■ The task ■
Your answer should be a single number: the count of lines containing the string "Absolute".

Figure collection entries
========

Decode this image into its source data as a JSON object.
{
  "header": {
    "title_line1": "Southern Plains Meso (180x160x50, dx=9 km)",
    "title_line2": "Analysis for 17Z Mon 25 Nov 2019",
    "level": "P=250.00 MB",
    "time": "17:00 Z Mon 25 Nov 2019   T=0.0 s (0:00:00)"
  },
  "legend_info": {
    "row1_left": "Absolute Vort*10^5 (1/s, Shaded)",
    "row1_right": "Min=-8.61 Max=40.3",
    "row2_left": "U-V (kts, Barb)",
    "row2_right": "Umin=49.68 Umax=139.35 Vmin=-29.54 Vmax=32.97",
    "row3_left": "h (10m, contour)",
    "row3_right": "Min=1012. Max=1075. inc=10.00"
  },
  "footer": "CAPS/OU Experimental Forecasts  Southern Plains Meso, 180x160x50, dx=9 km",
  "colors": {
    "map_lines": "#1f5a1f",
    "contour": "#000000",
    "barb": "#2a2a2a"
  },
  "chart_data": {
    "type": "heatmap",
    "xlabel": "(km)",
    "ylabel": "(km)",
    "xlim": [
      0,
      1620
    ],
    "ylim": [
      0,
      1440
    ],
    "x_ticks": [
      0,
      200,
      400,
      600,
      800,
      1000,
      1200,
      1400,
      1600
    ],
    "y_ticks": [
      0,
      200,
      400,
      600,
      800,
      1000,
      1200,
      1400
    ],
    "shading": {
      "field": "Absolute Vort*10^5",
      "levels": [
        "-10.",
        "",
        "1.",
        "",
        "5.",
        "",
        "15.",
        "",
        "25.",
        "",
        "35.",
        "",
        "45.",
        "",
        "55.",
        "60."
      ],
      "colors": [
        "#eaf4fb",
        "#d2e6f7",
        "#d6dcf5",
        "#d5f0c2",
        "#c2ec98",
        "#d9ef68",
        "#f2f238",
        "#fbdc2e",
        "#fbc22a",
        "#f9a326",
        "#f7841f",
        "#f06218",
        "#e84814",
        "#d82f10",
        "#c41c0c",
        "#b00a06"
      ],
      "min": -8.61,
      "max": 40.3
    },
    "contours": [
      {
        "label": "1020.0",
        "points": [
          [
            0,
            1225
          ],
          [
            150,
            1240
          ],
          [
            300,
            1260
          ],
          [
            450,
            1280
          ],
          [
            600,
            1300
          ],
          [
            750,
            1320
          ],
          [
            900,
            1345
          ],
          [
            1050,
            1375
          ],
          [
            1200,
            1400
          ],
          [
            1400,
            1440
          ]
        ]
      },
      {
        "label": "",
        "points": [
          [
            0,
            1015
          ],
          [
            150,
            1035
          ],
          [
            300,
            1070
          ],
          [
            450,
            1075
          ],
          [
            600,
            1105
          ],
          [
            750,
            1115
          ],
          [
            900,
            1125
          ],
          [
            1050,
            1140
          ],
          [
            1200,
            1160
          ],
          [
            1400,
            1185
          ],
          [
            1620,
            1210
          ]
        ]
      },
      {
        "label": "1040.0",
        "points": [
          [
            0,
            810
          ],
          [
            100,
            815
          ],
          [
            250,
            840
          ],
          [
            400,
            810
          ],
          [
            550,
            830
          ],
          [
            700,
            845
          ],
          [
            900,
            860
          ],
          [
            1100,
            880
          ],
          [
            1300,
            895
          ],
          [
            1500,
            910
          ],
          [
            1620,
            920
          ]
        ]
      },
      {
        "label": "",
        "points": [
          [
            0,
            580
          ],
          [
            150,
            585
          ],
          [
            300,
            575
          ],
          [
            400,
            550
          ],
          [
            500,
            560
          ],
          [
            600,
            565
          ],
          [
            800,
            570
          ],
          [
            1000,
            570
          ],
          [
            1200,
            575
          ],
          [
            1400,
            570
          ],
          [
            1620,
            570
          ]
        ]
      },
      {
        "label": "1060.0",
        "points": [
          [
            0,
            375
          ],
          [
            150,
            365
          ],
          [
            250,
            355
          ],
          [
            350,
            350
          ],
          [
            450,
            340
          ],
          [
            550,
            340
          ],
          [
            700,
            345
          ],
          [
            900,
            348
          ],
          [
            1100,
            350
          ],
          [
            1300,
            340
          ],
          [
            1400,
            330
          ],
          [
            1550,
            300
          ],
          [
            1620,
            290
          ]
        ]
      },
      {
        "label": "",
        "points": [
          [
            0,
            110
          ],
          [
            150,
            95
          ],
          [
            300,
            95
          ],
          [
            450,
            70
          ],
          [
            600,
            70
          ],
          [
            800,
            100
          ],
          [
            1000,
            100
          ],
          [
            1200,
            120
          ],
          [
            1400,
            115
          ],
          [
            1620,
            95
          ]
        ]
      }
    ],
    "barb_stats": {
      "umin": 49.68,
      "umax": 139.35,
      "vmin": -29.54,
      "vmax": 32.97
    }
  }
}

========

■ Final result ■
2